***** Data supplied
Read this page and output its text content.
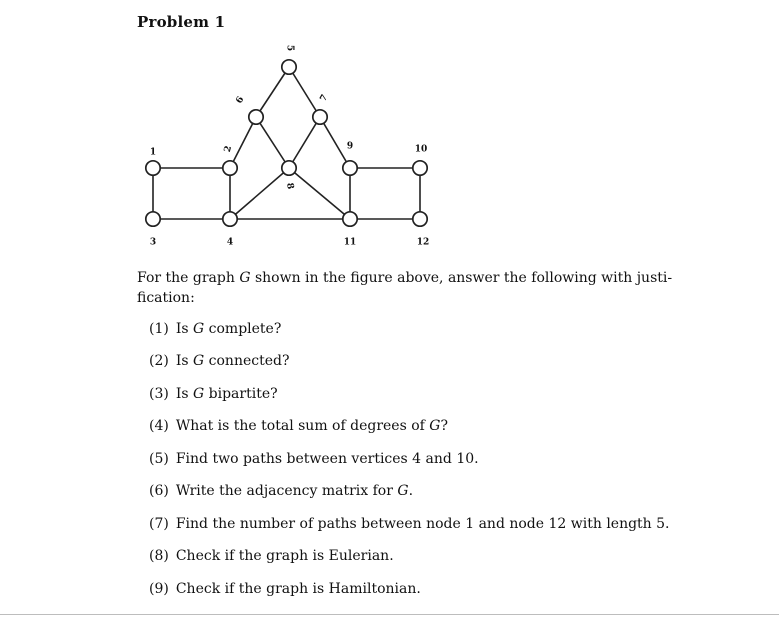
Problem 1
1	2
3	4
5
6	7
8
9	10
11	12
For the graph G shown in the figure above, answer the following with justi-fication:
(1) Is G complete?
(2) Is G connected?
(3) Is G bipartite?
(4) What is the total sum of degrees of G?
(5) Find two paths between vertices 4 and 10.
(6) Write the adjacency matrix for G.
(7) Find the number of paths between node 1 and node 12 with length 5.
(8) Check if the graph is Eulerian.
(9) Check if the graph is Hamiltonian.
**********
***** Data supplied
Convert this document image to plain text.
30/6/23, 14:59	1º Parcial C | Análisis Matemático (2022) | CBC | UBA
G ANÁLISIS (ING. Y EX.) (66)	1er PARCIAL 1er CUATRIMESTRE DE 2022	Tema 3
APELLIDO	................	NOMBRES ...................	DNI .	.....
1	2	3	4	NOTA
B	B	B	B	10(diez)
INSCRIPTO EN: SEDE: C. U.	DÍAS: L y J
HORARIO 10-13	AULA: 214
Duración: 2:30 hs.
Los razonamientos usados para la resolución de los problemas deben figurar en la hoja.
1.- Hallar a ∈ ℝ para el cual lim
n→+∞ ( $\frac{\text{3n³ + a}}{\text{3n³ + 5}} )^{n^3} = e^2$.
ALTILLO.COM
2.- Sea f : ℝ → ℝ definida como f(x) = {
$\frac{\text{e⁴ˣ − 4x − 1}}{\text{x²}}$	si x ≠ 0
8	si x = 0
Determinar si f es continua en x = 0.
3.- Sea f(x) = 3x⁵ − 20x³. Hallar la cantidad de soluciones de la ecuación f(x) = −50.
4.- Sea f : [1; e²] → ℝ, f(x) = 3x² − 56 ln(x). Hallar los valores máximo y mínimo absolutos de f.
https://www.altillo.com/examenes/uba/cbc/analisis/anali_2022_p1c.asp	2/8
**********
**Aim of the task**. Where a line of the data holds "text", show that line.

**Solution**.
Read this page and output its text content.
Convert this document image to plain text.
n→+∞ ( $\frac{\text{3n³ + a}}{\text{3n³ + 5}} )^{n^3} = e^2$.
$\frac{\text{e⁴ˣ − 4x − 1}}{\text{x²}}$	si x ≠ 0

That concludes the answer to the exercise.